> **WHAT IS NEEDED**:
Make a verbatim copy of the entries below; pictures stay out.

> **STORED DATA**:

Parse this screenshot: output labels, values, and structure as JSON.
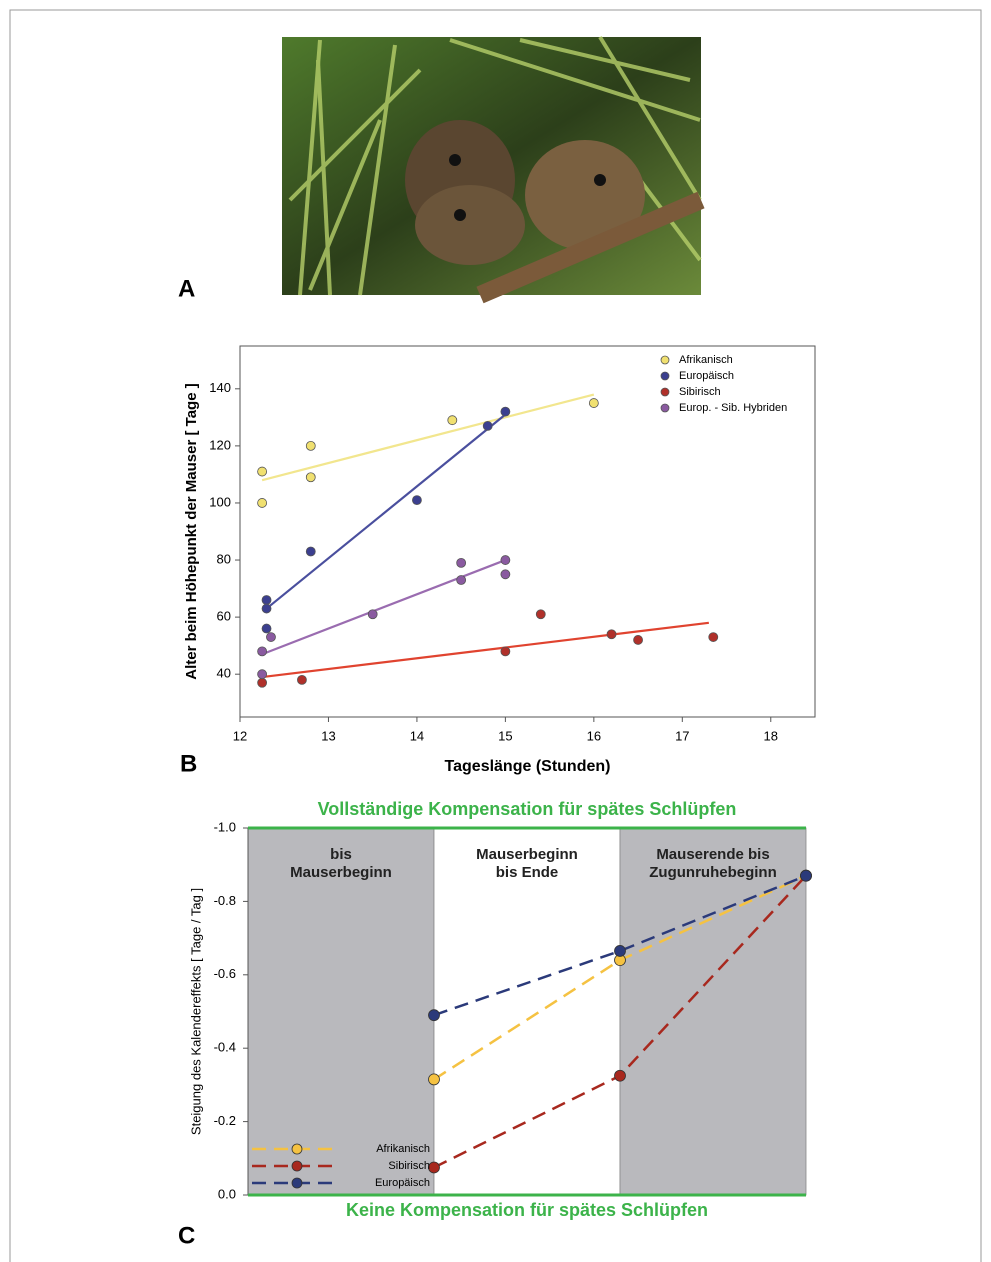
{
  "photo": {
    "panel_label": "A"
  },
  "chart_data": [
    {
      "type": "scatter",
      "panel_label": "B",
      "x_label": "Tageslänge (Stunden)",
      "y_label": "Alter beim Höhepunkt der Mauser [ Tage ]",
      "xlim": [
        12,
        18.5
      ],
      "xticks": [
        12,
        13,
        14,
        15,
        16,
        17,
        18
      ],
      "ylim": [
        25,
        155
      ],
      "yticks": [
        40,
        60,
        80,
        100,
        120,
        140
      ],
      "legend": "top-right",
      "series": [
        {
          "name": "Afrikanisch",
          "color": "#f0e070",
          "line_color": "#f2e68e",
          "x": [
            12.25,
            12.25,
            12.8,
            12.8,
            14.4,
            16
          ],
          "values": [
            111,
            100,
            120,
            109,
            129,
            135
          ],
          "trend_x": [
            12.25,
            16
          ],
          "trend_y": [
            108,
            138
          ]
        },
        {
          "name": "Europäisch",
          "color": "#3b3f8f",
          "line_color": "#4a4f9e",
          "x": [
            12.3,
            12.3,
            12.3,
            12.8,
            14,
            14.8,
            15
          ],
          "values": [
            66,
            63,
            56,
            83,
            101,
            127,
            132
          ],
          "trend_x": [
            12.3,
            15
          ],
          "trend_y": [
            63,
            131
          ]
        },
        {
          "name": "Sibirisch",
          "color": "#b0302a",
          "line_color": "#e0432f",
          "x": [
            12.25,
            12.7,
            15,
            15.4,
            16.2,
            16.5,
            17.35
          ],
          "values": [
            37,
            38,
            48,
            61,
            54,
            52,
            53
          ],
          "trend_x": [
            12.25,
            17.3
          ],
          "trend_y": [
            39,
            58
          ]
        },
        {
          "name": "Europ. - Sib. Hybriden",
          "color": "#8a5aa0",
          "line_color": "#9a6cb0",
          "x": [
            12.25,
            12.25,
            12.35,
            13.5,
            14.5,
            14.5,
            15,
            15
          ],
          "values": [
            48,
            40,
            53,
            61,
            79,
            73,
            80,
            75
          ],
          "trend_x": [
            12.25,
            15
          ],
          "trend_y": [
            47,
            80
          ]
        }
      ]
    },
    {
      "type": "line",
      "panel_label": "C",
      "y_label": "Steigung des Kalendereffekts [ Tage / Tag ]",
      "top_annotation": "Vollständige Kompensation für spätes Schlüpfen",
      "bottom_annotation": "Keine Kompensation für spätes Schlüpfen",
      "annotation_color": "#3cb34a",
      "categories": [
        "bis\nMauserbeginn",
        "Mauserbeginn\nbis Ende",
        "Mauserende bis\nZugunruhebeginn"
      ],
      "band_colors": [
        "#b9b9bd",
        "#ffffff",
        "#b9b9bd"
      ],
      "ylim": [
        0,
        -1
      ],
      "yticks": [
        {
          "value": -1,
          "label": "-1.0"
        },
        -0.8,
        -0.6,
        -0.4,
        -0.2,
        {
          "value": 0,
          "label": "0.0"
        }
      ],
      "legend": "bottom-left",
      "series": [
        {
          "name": "Afrikanisch",
          "color": "#f5c242",
          "values": [
            -0.315,
            -0.64,
            -0.87
          ]
        },
        {
          "name": "Sibirisch",
          "color": "#a8281e",
          "values": [
            -0.075,
            -0.325,
            -0.87
          ]
        },
        {
          "name": "Europäisch",
          "color": "#2b3a7a",
          "values": [
            -0.49,
            -0.665,
            -0.87
          ]
        }
      ]
    }
  ]
}
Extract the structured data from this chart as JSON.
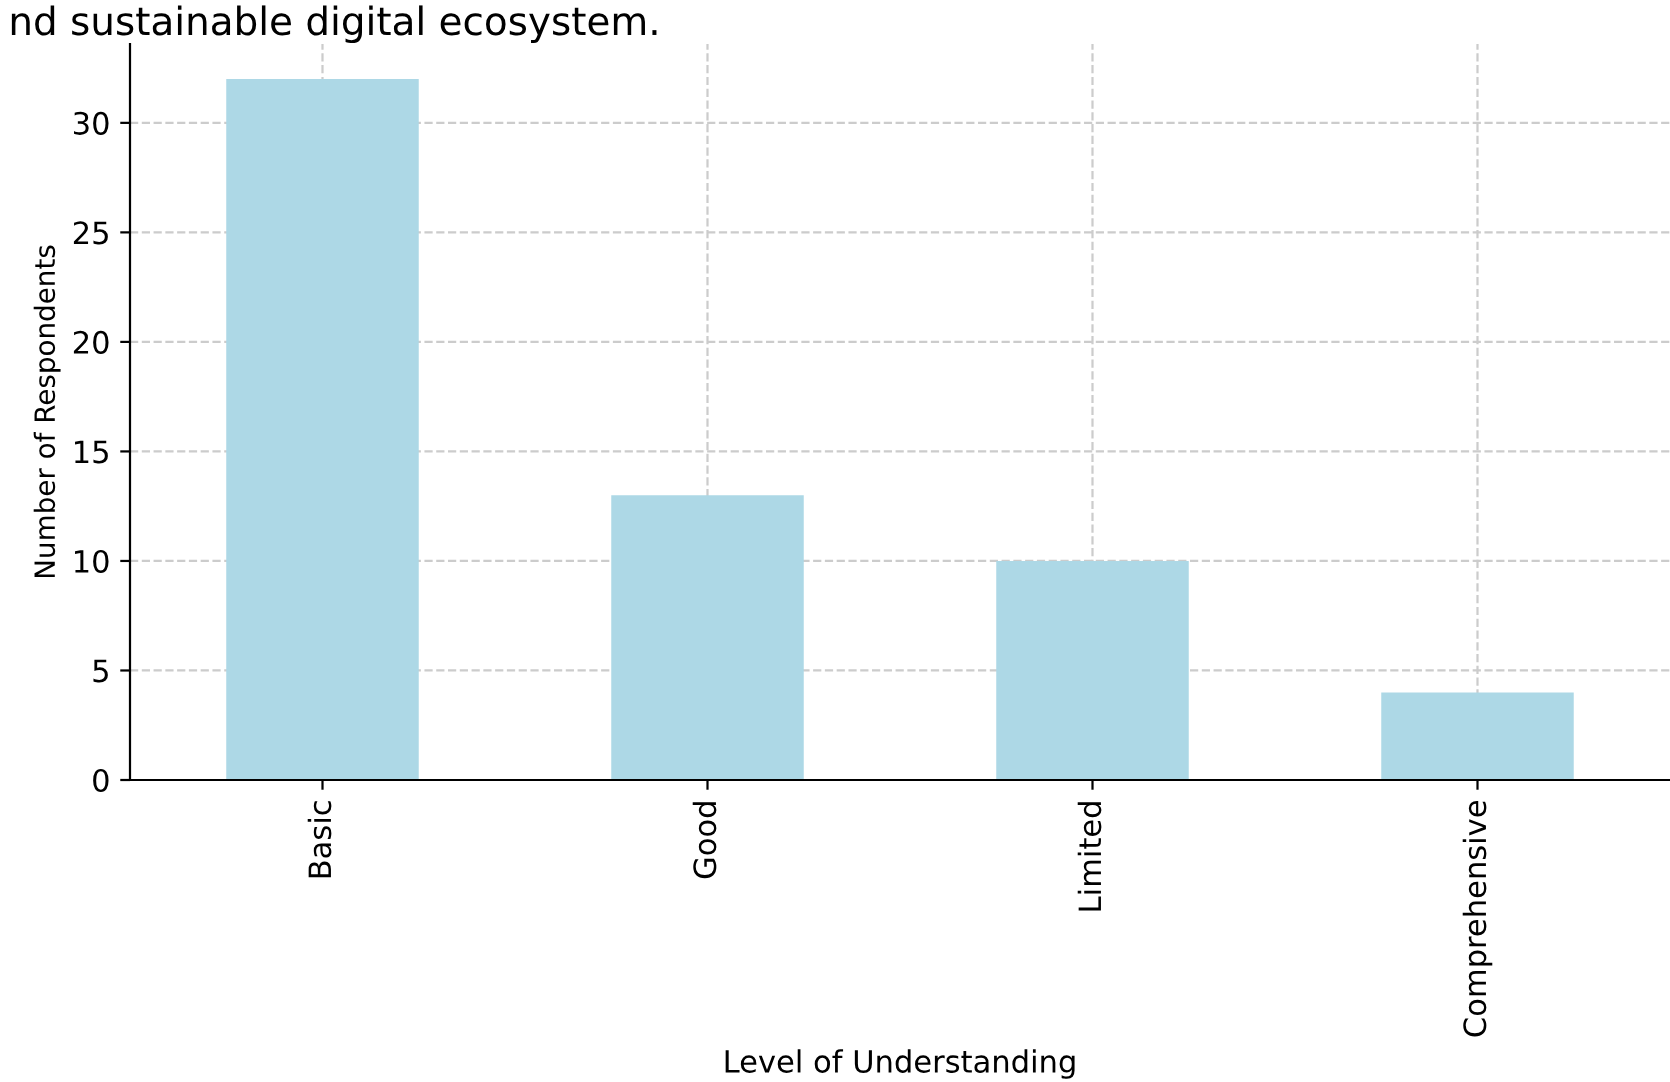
{
  "chart_data": {
    "type": "bar",
    "title": "nd sustainable digital ecosystem.",
    "xlabel": "Level of Understanding",
    "ylabel": "Number of Respondents",
    "categories": [
      "Basic",
      "Good",
      "Limited",
      "Comprehensive"
    ],
    "values": [
      32,
      13,
      10,
      4
    ],
    "color": "#add8e6",
    "ylim": [
      0,
      33.6
    ],
    "yticks": [
      0,
      5,
      10,
      15,
      20,
      25,
      30
    ],
    "grid": true
  }
}
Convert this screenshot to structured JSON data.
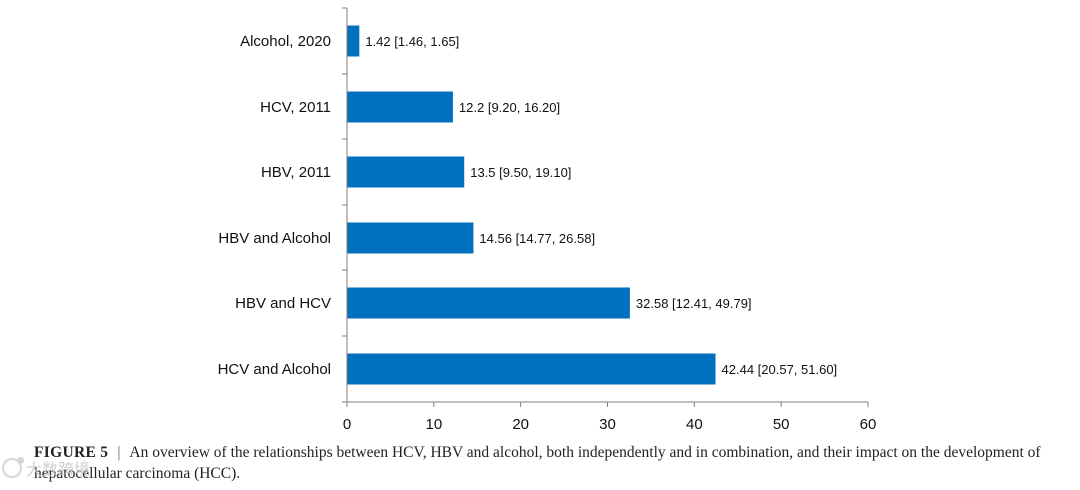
{
  "chart_data": {
    "type": "bar",
    "orientation": "horizontal",
    "categories": [
      "Alcohol, 2020",
      "HCV, 2011",
      "HBV, 2011",
      "HBV and Alcohol",
      "HBV and HCV",
      "HCV and Alcohol"
    ],
    "values": [
      1.42,
      12.2,
      13.5,
      14.56,
      32.58,
      42.44
    ],
    "data_labels": [
      "1.42 [1.46, 1.65]",
      "12.2 [9.20, 16.20]",
      "13.5 [9.50, 19.10]",
      "14.56 [14.77, 26.58]",
      "32.58 [12.41, 49.79]",
      "42.44 [20.57, 51.60]"
    ],
    "xlim": [
      0,
      60
    ],
    "xticks": [
      "0",
      "10",
      "20",
      "30",
      "40",
      "50",
      "60"
    ],
    "bar_color": "#0070C0",
    "title": "",
    "xlabel": "",
    "ylabel": "",
    "grid": false
  },
  "caption": {
    "figure_label": "FIGURE 5",
    "separator": "|",
    "text": "An overview of the relationships between HCV, HBV and alcohol, both independently and in combination, and their impact on the development of hepatocellular carcinoma (HCC)."
  },
  "watermark": {
    "text": "大数跨境"
  }
}
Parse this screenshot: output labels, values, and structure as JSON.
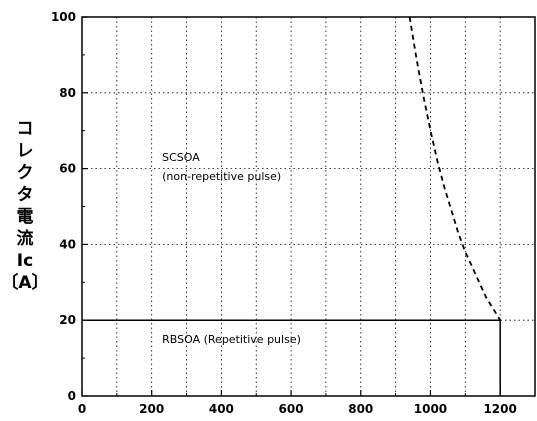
{
  "chart_data": {
    "type": "line",
    "title": "",
    "xlabel": "",
    "ylabel_chars": [
      "コ",
      "レ",
      "ク",
      "タ",
      "電",
      "流",
      "Ic",
      "〔A〕"
    ],
    "xlim": [
      0,
      1300
    ],
    "ylim": [
      0,
      100
    ],
    "x_ticks": [
      0,
      200,
      400,
      600,
      800,
      1000,
      1200
    ],
    "y_ticks": [
      0,
      20,
      40,
      60,
      80,
      100
    ],
    "grid": true,
    "series": [
      {
        "style": "dashed",
        "x": [
          940,
          960,
          980,
          1000,
          1020,
          1040,
          1060,
          1080,
          1100,
          1120,
          1140,
          1160,
          1180,
          1200
        ],
        "y": [
          100,
          89,
          79,
          70,
          62,
          55,
          49,
          43,
          38,
          34,
          30,
          26,
          23,
          20
        ]
      },
      {
        "style": "solid",
        "x": [
          0,
          1200,
          1200
        ],
        "y": [
          20,
          20,
          0
        ]
      }
    ],
    "annotations": [
      {
        "text": "SCSOA",
        "x": 230,
        "y": 63
      },
      {
        "text": "(non-repetitive pulse)",
        "x": 230,
        "y": 58
      },
      {
        "text": "RBSOA (Repetitive pulse)",
        "x": 230,
        "y": 15
      }
    ]
  }
}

> **EXERCISE ANSWER**:
Parse this screenshot: output labels, values, and structure as JSON.
{
  "photo": {
    "panel_label": "A"
  },
  "chart_data": [
    {
      "type": "scatter",
      "panel_label": "B",
      "x_label": "Tageslänge (Stunden)",
      "y_label": "Alter beim Höhepunkt der Mauser [ Tage ]",
      "xlim": [
        12,
        18.5
      ],
      "xticks": [
        12,
        13,
        14,
        15,
        16,
        17,
        18
      ],
      "ylim": [
        25,
        155
      ],
      "yticks": [
        40,
        60,
        80,
        100,
        120,
        140
      ],
      "legend": "top-right",
      "series": [
        {
          "name": "Afrikanisch",
          "color": "#f0e070",
          "line_color": "#f2e68e",
          "x": [
            12.25,
            12.25,
            12.8,
            12.8,
            14.4,
            16
          ],
          "values": [
            111,
            100,
            120,
            109,
            129,
            135
          ],
          "trend_x": [
            12.25,
            16
          ],
          "trend_y": [
            108,
            138
          ]
        },
        {
          "name": "Europäisch",
          "color": "#3b3f8f",
          "line_color": "#4a4f9e",
          "x": [
            12.3,
            12.3,
            12.3,
            12.8,
            14,
            14.8,
            15
          ],
          "values": [
            66,
            63,
            56,
            83,
            101,
            127,
            132
          ],
          "trend_x": [
            12.3,
            15
          ],
          "trend_y": [
            63,
            131
          ]
        },
        {
          "name": "Sibirisch",
          "color": "#b0302a",
          "line_color": "#e0432f",
          "x": [
            12.25,
            12.7,
            15,
            15.4,
            16.2,
            16.5,
            17.35
          ],
          "values": [
            37,
            38,
            48,
            61,
            54,
            52,
            53
          ],
          "trend_x": [
            12.25,
            17.3
          ],
          "trend_y": [
            39,
            58
          ]
        },
        {
          "name": "Europ. - Sib. Hybriden",
          "color": "#8a5aa0",
          "line_color": "#9a6cb0",
          "x": [
            12.25,
            12.25,
            12.35,
            13.5,
            14.5,
            14.5,
            15,
            15
          ],
          "values": [
            48,
            40,
            53,
            61,
            79,
            73,
            80,
            75
          ],
          "trend_x": [
            12.25,
            15
          ],
          "trend_y": [
            47,
            80
          ]
        }
      ]
    },
    {
      "type": "line",
      "panel_label": "C",
      "y_label": "Steigung des Kalendereffekts [ Tage / Tag ]",
      "top_annotation": "Vollständige Kompensation für spätes Schlüpfen",
      "bottom_annotation": "Keine Kompensation für spätes Schlüpfen",
      "annotation_color": "#3cb34a",
      "categories": [
        "bis\nMauserbeginn",
        "Mauserbeginn\nbis Ende",
        "Mauserende bis\nZugunruhebeginn"
      ],
      "band_colors": [
        "#b9b9bd",
        "#ffffff",
        "#b9b9bd"
      ],
      "ylim": [
        0,
        -1
      ],
      "yticks": [
        {
          "value": -1,
          "label": "-1.0"
        },
        -0.8,
        -0.6,
        -0.4,
        -0.2,
        {
          "value": 0,
          "label": "0.0"
        }
      ],
      "legend": "bottom-left",
      "series": [
        {
          "name": "Afrikanisch",
          "color": "#f5c242",
          "values": [
            -0.315,
            -0.64,
            -0.87
          ]
        },
        {
          "name": "Sibirisch",
          "color": "#a8281e",
          "values": [
            -0.075,
            -0.325,
            -0.87
          ]
        },
        {
          "name": "Europäisch",
          "color": "#2b3a7a",
          "values": [
            -0.49,
            -0.665,
            -0.87
          ]
        }
      ]
    }
  ]
}
Extract the structured data from this chart as JSON.
{
  "chart_data": {
    "type": "bar",
    "title": "nd sustainable digital ecosystem.",
    "xlabel": "Level of Understanding",
    "ylabel": "Number of Respondents",
    "categories": [
      "Basic",
      "Good",
      "Limited",
      "Comprehensive"
    ],
    "values": [
      32,
      13,
      10,
      4
    ],
    "color": "#add8e6",
    "ylim": [
      0,
      33.6
    ],
    "yticks": [
      0,
      5,
      10,
      15,
      20,
      25,
      30
    ],
    "grid": true
  }
}
Convert this screenshot to structured JSON data.
{
  "chart_data": {
    "type": "bar",
    "orientation": "horizontal",
    "categories": [
      "Alcohol, 2020",
      "HCV, 2011",
      "HBV, 2011",
      "HBV and Alcohol",
      "HBV and HCV",
      "HCV and Alcohol"
    ],
    "values": [
      1.42,
      12.2,
      13.5,
      14.56,
      32.58,
      42.44
    ],
    "data_labels": [
      "1.42 [1.46, 1.65]",
      "12.2 [9.20, 16.20]",
      "13.5 [9.50, 19.10]",
      "14.56 [14.77, 26.58]",
      "32.58 [12.41, 49.79]",
      "42.44 [20.57, 51.60]"
    ],
    "xlim": [
      0,
      60
    ],
    "xticks": [
      "0",
      "10",
      "20",
      "30",
      "40",
      "50",
      "60"
    ],
    "bar_color": "#0070C0",
    "title": "",
    "xlabel": "",
    "ylabel": "",
    "grid": false
  },
  "caption": {
    "figure_label": "FIGURE 5",
    "separator": "|",
    "text": "An overview of the relationships between HCV, HBV and alcohol, both independently and in combination, and their impact on the development of hepatocellular carcinoma (HCC)."
  },
  "watermark": {
    "text": "大数跨境"
  }
}
Parse this screenshot: output labels, values, and structure as JSON.
{
  "chart_data": {
    "type": "line",
    "title": "",
    "xlabel": "",
    "ylabel_chars": [
      "コ",
      "レ",
      "ク",
      "タ",
      "電",
      "流",
      "Ic",
      "〔A〕"
    ],
    "xlim": [
      0,
      1300
    ],
    "ylim": [
      0,
      100
    ],
    "x_ticks": [
      0,
      200,
      400,
      600,
      800,
      1000,
      1200
    ],
    "y_ticks": [
      0,
      20,
      40,
      60,
      80,
      100
    ],
    "grid": true,
    "series": [
      {
        "style": "dashed",
        "x": [
          940,
          960,
          980,
          1000,
          1020,
          1040,
          1060,
          1080,
          1100,
          1120,
          1140,
          1160,
          1180,
          1200
        ],
        "y": [
          100,
          89,
          79,
          70,
          62,
          55,
          49,
          43,
          38,
          34,
          30,
          26,
          23,
          20
        ]
      },
      {
        "style": "solid",
        "x": [
          0,
          1200,
          1200
        ],
        "y": [
          20,
          20,
          0
        ]
      }
    ],
    "annotations": [
      {
        "text": "SCSOA",
        "x": 230,
        "y": 63
      },
      {
        "text": "(non-repetitive pulse)",
        "x": 230,
        "y": 58
      },
      {
        "text": "RBSOA (Repetitive pulse)",
        "x": 230,
        "y": 15
      }
    ]
  }
}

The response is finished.